◆ **課題の目的**:
次の行をすべて一字一句変えずにもう一度示してください。画像は解答に含めないでください。

コレクションの項目
▶
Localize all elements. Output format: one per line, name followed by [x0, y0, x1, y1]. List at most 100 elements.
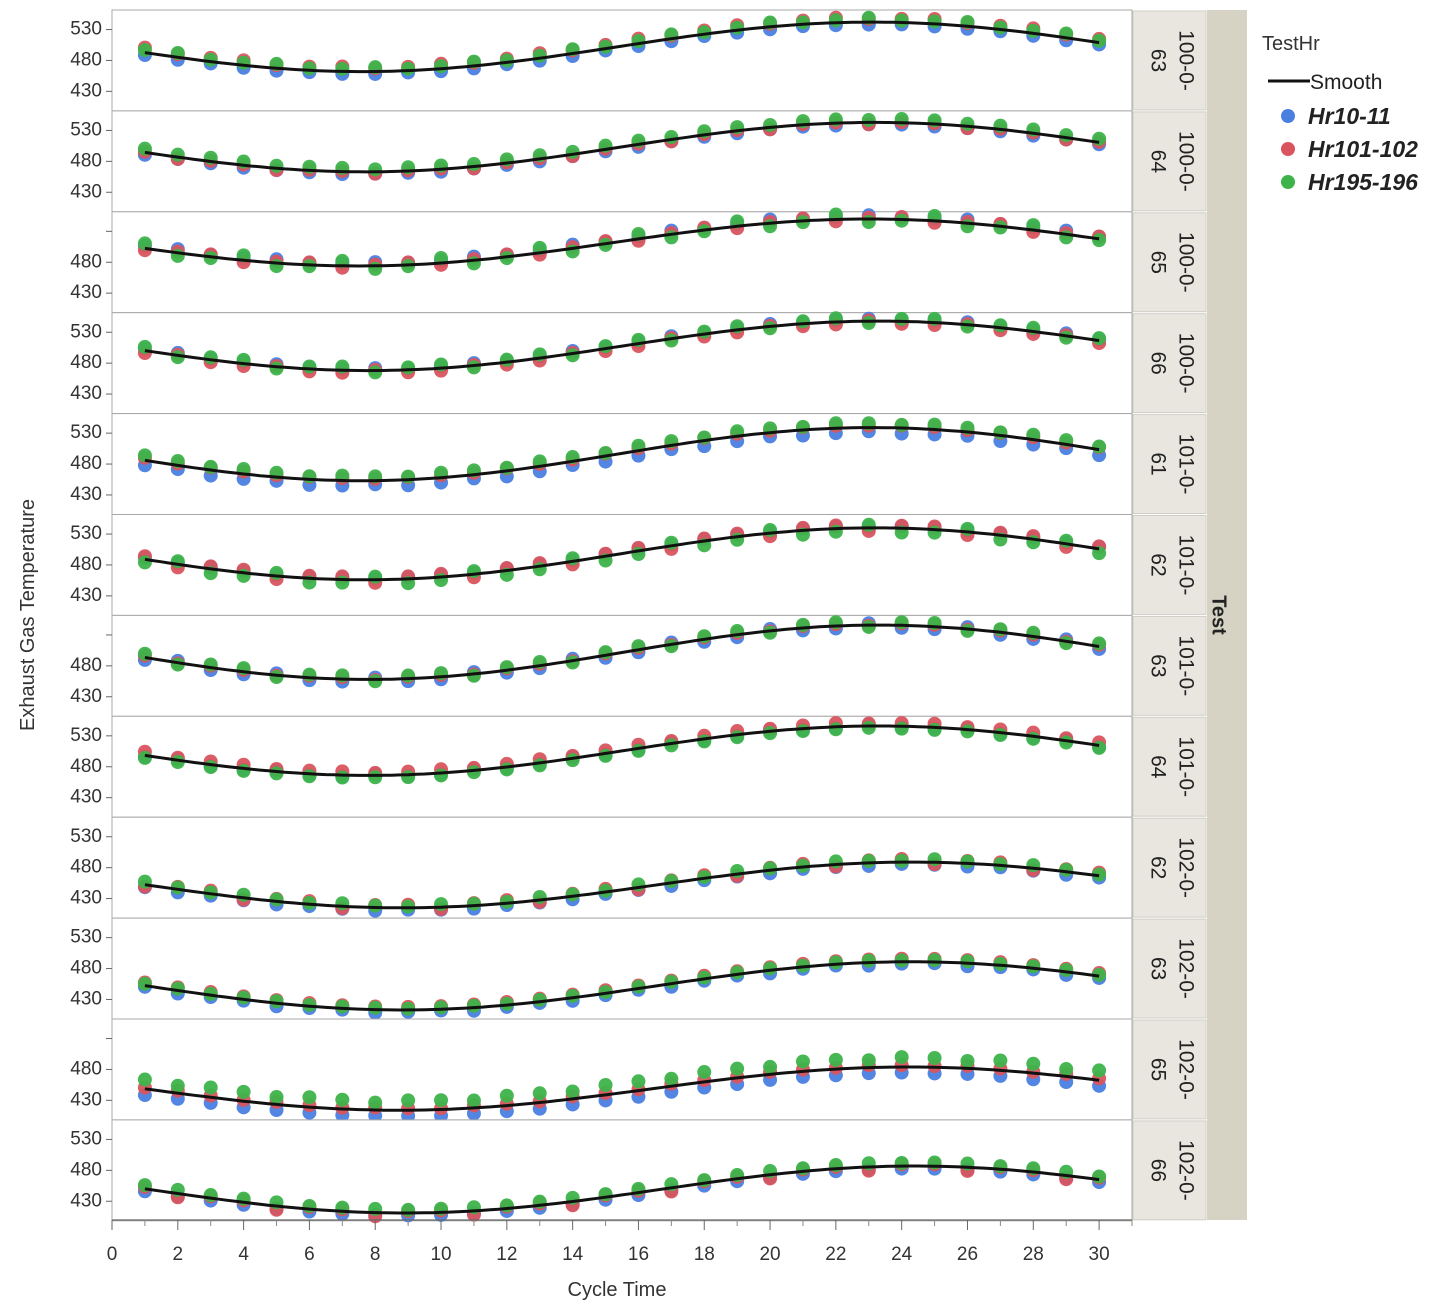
panel-frame: [111, 9, 1133, 112]
legend-label-hr195-196: Hr195-196: [1308, 169, 1418, 195]
data-point-hr195-196: [302, 469, 317, 484]
data-point-hr195-196: [1092, 740, 1107, 755]
panel-strip-test-label: 102-0-: [1174, 1140, 1197, 1201]
smooth-line: [144, 426, 1100, 483]
y-tick-label: 530: [70, 927, 102, 948]
panel-strip-id-label: 62: [1146, 856, 1169, 879]
test-group-band: Test: [1207, 10, 1247, 1220]
y-tick-label: 530: [70, 321, 102, 342]
panel-frame: [111, 816, 1133, 919]
panel-strip: 101-0-63: [1132, 615, 1207, 716]
panel-strip-bg: [1132, 817, 1207, 918]
y-tick-label: 480: [70, 352, 102, 373]
data-point-hr195-196: [434, 768, 449, 783]
x-tick-label: 26: [957, 1244, 978, 1265]
y-tick-label: 530: [70, 725, 102, 746]
panel-strip-test-label: 100-0-: [1174, 131, 1197, 192]
data-point-hr195-196: [828, 524, 843, 539]
data-point-hr195-196: [236, 55, 251, 70]
x-tick-label: 30: [1089, 1244, 1110, 1265]
data-point-hr195-196: [532, 758, 547, 773]
panel-102-0-62: 530 480 430: [70, 816, 1133, 919]
data-point-hr195-196: [828, 722, 843, 737]
data-point-hr195-196: [861, 517, 876, 532]
data-point-hr195-196: [1092, 636, 1107, 651]
y-tick-label: 480: [70, 1159, 102, 1180]
x-tick-label: 2: [173, 1244, 184, 1265]
panel-strip-test-label: 101-0-: [1174, 635, 1197, 696]
panel-strip-test-label: 102-0-: [1174, 1039, 1197, 1100]
data-point-hr195-196: [697, 1065, 712, 1080]
y-tick-label: 430: [70, 383, 102, 404]
data-point-hr195-196: [795, 1054, 810, 1069]
panel-strip-id-label: 63: [1146, 654, 1169, 677]
data-point-hr195-196: [466, 896, 481, 911]
data-point-hr195-196: [894, 615, 909, 630]
data-point-hr195-196: [203, 1080, 218, 1095]
panel-strip-bg: [1132, 1120, 1207, 1221]
panel-101-0-62: 530 480 430: [70, 514, 1133, 616]
panel-strip-bg: [1132, 111, 1207, 212]
panel-strip-id-label: 66: [1146, 1159, 1169, 1182]
data-point-hr195-196: [894, 417, 909, 432]
data-point-hr195-196: [1059, 128, 1074, 143]
legend-marker-hr10-11: [1281, 109, 1295, 123]
data-point-hr195-196: [532, 1086, 547, 1101]
legend-smooth-label: Smooth: [1310, 71, 1382, 94]
data-point-hr195-196: [335, 575, 350, 590]
panel-frame: [111, 413, 1133, 516]
data-point-hr195-196: [335, 999, 350, 1014]
data-point-hr195-196: [466, 157, 481, 172]
panel-strips: 100-0-63100-0-64100-0-65100-0-66101-0-61…: [1132, 10, 1207, 1221]
legend: TestHr Smooth Hr10-11 Hr101-102 Hr195-196: [1262, 33, 1418, 195]
data-point-hr195-196: [434, 897, 449, 912]
y-tick-label: 480: [70, 453, 102, 474]
x-tick-label: 18: [694, 1244, 715, 1265]
y-tick-label: 530: [70, 1128, 102, 1149]
panel-strip-bg: [1132, 515, 1207, 615]
panel-strip-id-label: 65: [1146, 1058, 1169, 1081]
data-point-hr195-196: [434, 1093, 449, 1108]
data-point-hr195-196: [828, 13, 843, 28]
panel-strip: 102-0-63: [1132, 918, 1207, 1019]
data-point-hr195-196: [236, 1084, 251, 1099]
panel-strip-id-label: 64: [1146, 150, 1169, 174]
y-tick-label: 480: [70, 655, 102, 676]
data-point-hr195-196: [861, 1053, 876, 1068]
x-tick-label: 12: [496, 1244, 517, 1265]
y-tick-label: 430: [70, 181, 102, 202]
panel-strip-test-label: 100-0-: [1174, 232, 1197, 293]
y-tick-label: 530: [70, 826, 102, 847]
panel-strip: 101-0-61: [1132, 414, 1207, 515]
y-tick-label: 430: [70, 988, 102, 1009]
y-tick-label: 480: [70, 958, 102, 979]
data-point-hr195-196: [631, 743, 646, 758]
data-point-hr195-196: [861, 316, 876, 331]
panel-102-0-66: 530 480 430: [70, 1119, 1133, 1224]
data-point-hr195-196: [368, 569, 383, 584]
data-point-hr195-196: [368, 261, 383, 276]
x-ticks: 0 2 4 6 8 10 12 14 16 18 20 22 24 26 28 30: [107, 1220, 1133, 1265]
panel-strip-id-label: 65: [1146, 251, 1169, 274]
x-tick-label: 8: [370, 1244, 381, 1265]
data-point-hr195-196: [236, 763, 251, 778]
data-point-hr195-196: [335, 1092, 350, 1107]
x-tick-label: 6: [304, 1244, 315, 1265]
panel-100-0-63: 530 480 430: [70, 9, 1133, 112]
panel-strip-test-label: 100-0-: [1174, 30, 1197, 91]
panel-strip-id-label: 61: [1146, 452, 1169, 475]
panel-101-0-61: 530 480 430: [70, 413, 1133, 516]
x-tick-label: 22: [825, 1244, 846, 1265]
panel-strip-test-label: 102-0-: [1174, 837, 1197, 898]
data-point-hr195-196: [368, 162, 383, 177]
data-point-hr195-196: [927, 722, 942, 737]
data-point-hr195-196: [960, 854, 975, 869]
panel-strip-bg: [1132, 212, 1207, 313]
panel-frame: [111, 514, 1133, 616]
panel-strip: 102-0-66: [1132, 1120, 1207, 1221]
y-tick-label: 430: [70, 484, 102, 505]
data-point-hr195-196: [1092, 1063, 1107, 1078]
data-point-hr195-196: [565, 144, 580, 159]
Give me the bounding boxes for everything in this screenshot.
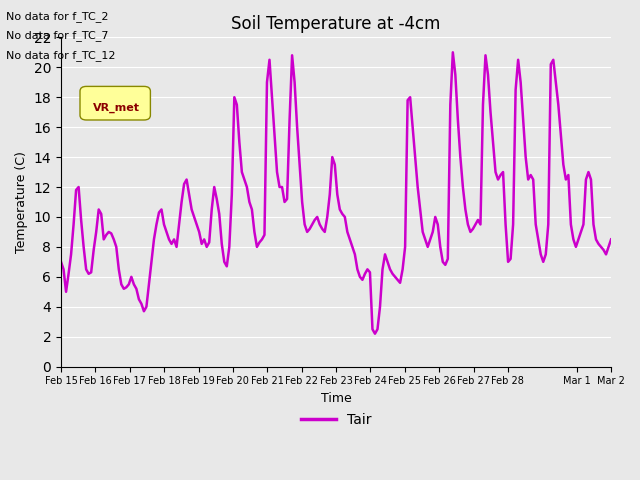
Text: No data for f_TC_12: No data for f_TC_12 xyxy=(6,49,116,60)
Text: VR_met: VR_met xyxy=(93,102,140,113)
Title: Soil Temperature at -4cm: Soil Temperature at -4cm xyxy=(231,15,441,33)
X-axis label: Time: Time xyxy=(321,392,351,405)
Legend: Tair: Tair xyxy=(295,407,377,432)
Text: No data for f_TC_7: No data for f_TC_7 xyxy=(6,30,109,41)
Text: No data for f_TC_2: No data for f_TC_2 xyxy=(6,11,109,22)
Y-axis label: Temperature (C): Temperature (C) xyxy=(15,151,28,253)
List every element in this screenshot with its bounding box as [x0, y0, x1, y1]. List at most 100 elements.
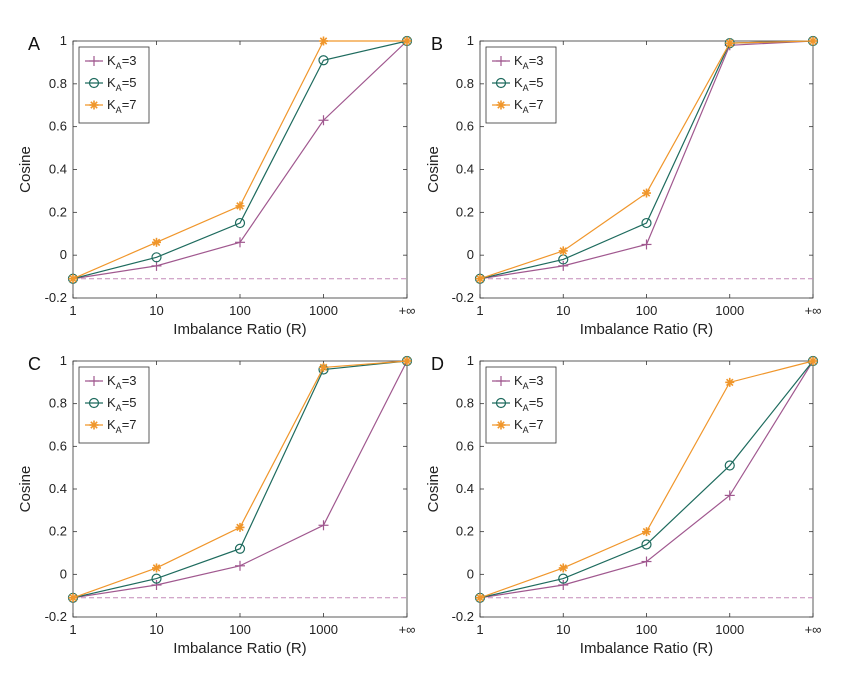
◀
◆ **解答例**:
Localize all elements. Output format: one per line, name followed by [x0, y0, x1, y1]. List at most 100 elements.
panel-frame: [111, 9, 1133, 112]
legend-label-hr195-196: Hr195-196: [1308, 169, 1418, 195]
data-point-hr195-196: [302, 469, 317, 484]
data-point-hr195-196: [1092, 740, 1107, 755]
panel-strip-test-label: 102-0-: [1174, 1140, 1197, 1201]
smooth-line: [144, 426, 1100, 483]
y-tick-label: 530: [70, 927, 102, 948]
panel-strip-id-label: 62: [1146, 856, 1169, 879]
test-group-band: Test: [1207, 10, 1247, 1220]
y-tick-label: 530: [70, 321, 102, 342]
panel-frame: [111, 816, 1133, 919]
panel-strip: 101-0-63: [1132, 615, 1207, 716]
panel-strip-bg: [1132, 817, 1207, 918]
y-tick-label: 480: [70, 352, 102, 373]
data-point-hr195-196: [434, 768, 449, 783]
x-tick-label: 26: [957, 1244, 978, 1265]
y-tick-label: 530: [70, 725, 102, 746]
panel-strip-test-label: 100-0-: [1174, 131, 1197, 192]
data-point-hr195-196: [828, 524, 843, 539]
data-point-hr195-196: [236, 55, 251, 70]
x-tick-label: 30: [1089, 1244, 1110, 1265]
data-point-hr195-196: [532, 758, 547, 773]
panel-102-0-62: 530 480 430: [70, 816, 1133, 919]
data-point-hr195-196: [828, 722, 843, 737]
data-point-hr195-196: [861, 517, 876, 532]
data-point-hr195-196: [1092, 636, 1107, 651]
y-tick-label: 480: [70, 1159, 102, 1180]
x-tick-label: 2: [173, 1244, 184, 1265]
panel-strip-test-label: 101-0-: [1174, 635, 1197, 696]
panel-strip-test-label: 102-0-: [1174, 1039, 1197, 1100]
data-point-hr195-196: [697, 1065, 712, 1080]
y-tick-label: 430: [70, 383, 102, 404]
data-point-hr195-196: [795, 1054, 810, 1069]
panel-strip-id-label: 63: [1146, 654, 1169, 677]
data-point-hr195-196: [466, 896, 481, 911]
data-point-hr195-196: [894, 615, 909, 630]
data-point-hr195-196: [203, 1080, 218, 1095]
panel-strip-bg: [1132, 1120, 1207, 1221]
panel-101-0-62: 530 480 430: [70, 514, 1133, 616]
panel-strip-bg: [1132, 111, 1207, 212]
panel-strip-id-label: 66: [1146, 1159, 1169, 1182]
data-point-hr195-196: [894, 417, 909, 432]
data-point-hr195-196: [1059, 128, 1074, 143]
legend-marker-hr10-11: [1281, 109, 1295, 123]
data-point-hr195-196: [532, 1086, 547, 1101]
legend-smooth-label: Smooth: [1310, 71, 1382, 94]
data-point-hr195-196: [335, 575, 350, 590]
panel-frame: [111, 413, 1133, 516]
data-point-hr195-196: [335, 999, 350, 1014]
data-point-hr195-196: [466, 157, 481, 172]
panel-strips: 100-0-63100-0-64100-0-65100-0-66101-0-61…: [1132, 10, 1207, 1221]
legend: TestHr Smooth Hr10-11 Hr101-102 Hr195-196: [1262, 33, 1418, 195]
data-point-hr195-196: [434, 897, 449, 912]
y-tick-label: 480: [70, 453, 102, 474]
x-tick-label: 18: [694, 1244, 715, 1265]
y-tick-label: 530: [70, 1128, 102, 1149]
panel-strip-bg: [1132, 515, 1207, 615]
panel-strip-id-label: 65: [1146, 1058, 1169, 1081]
data-point-hr195-196: [434, 1093, 449, 1108]
data-point-hr195-196: [828, 13, 843, 28]
panel-strip: 102-0-63: [1132, 918, 1207, 1019]
data-point-hr195-196: [236, 1084, 251, 1099]
panel-strip-id-label: 64: [1146, 150, 1169, 174]
y-tick-label: 480: [70, 655, 102, 676]
data-point-hr195-196: [861, 1053, 876, 1068]
x-tick-label: 12: [496, 1244, 517, 1265]
y-tick-label: 430: [70, 181, 102, 202]
panel-strip-test-label: 100-0-: [1174, 232, 1197, 293]
y-tick-label: 530: [70, 826, 102, 847]
panel-strip: 101-0-61: [1132, 414, 1207, 515]
y-tick-label: 430: [70, 988, 102, 1009]
y-tick-label: 480: [70, 958, 102, 979]
data-point-hr195-196: [631, 743, 646, 758]
data-point-hr195-196: [861, 316, 876, 331]
panel-102-0-66: 530 480 430: [70, 1119, 1133, 1224]
data-point-hr195-196: [368, 569, 383, 584]
data-point-hr195-196: [368, 261, 383, 276]
x-ticks: 0 2 4 6 8 10 12 14 16 18 20 22 24 26 28 30: [107, 1220, 1133, 1265]
panel-strip-id-label: 65: [1146, 251, 1169, 274]
x-tick-label: 8: [370, 1244, 381, 1265]
data-point-hr195-196: [236, 763, 251, 778]
data-point-hr195-196: [335, 1092, 350, 1107]
x-tick-label: 6: [304, 1244, 315, 1265]
panel-100-0-63: 530 480 430: [70, 9, 1133, 112]
panel-strip-test-label: 100-0-: [1174, 30, 1197, 91]
panel-strip-id-label: 61: [1146, 452, 1169, 475]
panel-101-0-61: 530 480 430: [70, 413, 1133, 516]
x-tick-label: 22: [825, 1244, 846, 1265]
panel-strip-test-label: 102-0-: [1174, 837, 1197, 898]
data-point-hr195-196: [368, 162, 383, 177]
data-point-hr195-196: [927, 722, 942, 737]
data-point-hr195-196: [960, 854, 975, 869]
panel-strip-bg: [1132, 212, 1207, 313]
panel-frame: [111, 514, 1133, 616]
panel-strip: 102-0-66: [1132, 1120, 1207, 1221]
y-tick-label: 430: [70, 484, 102, 505]
data-point-hr195-196: [1092, 1063, 1107, 1078]
data-point-hr195-196: [565, 144, 580, 159]
Give me the bounding boxes for everything in this screenshot.
Text: No data for f_TC_12: No data for f_TC_12 xyxy=(6,49,116,60)
Text: VR_met: VR_met xyxy=(93,102,140,113)
Title: Soil Temperature at -4cm: Soil Temperature at -4cm xyxy=(231,15,441,33)
X-axis label: Time: Time xyxy=(321,392,351,405)
Legend: Tair: Tair xyxy=(295,407,377,432)
Text: No data for f_TC_7: No data for f_TC_7 xyxy=(6,30,109,41)
Text: No data for f_TC_2: No data for f_TC_2 xyxy=(6,11,109,22)
Y-axis label: Temperature (C): Temperature (C) xyxy=(15,151,28,253)
List every element in this screenshot with its bounding box as [x0, y0, x1, y1]. List at most 100 elements.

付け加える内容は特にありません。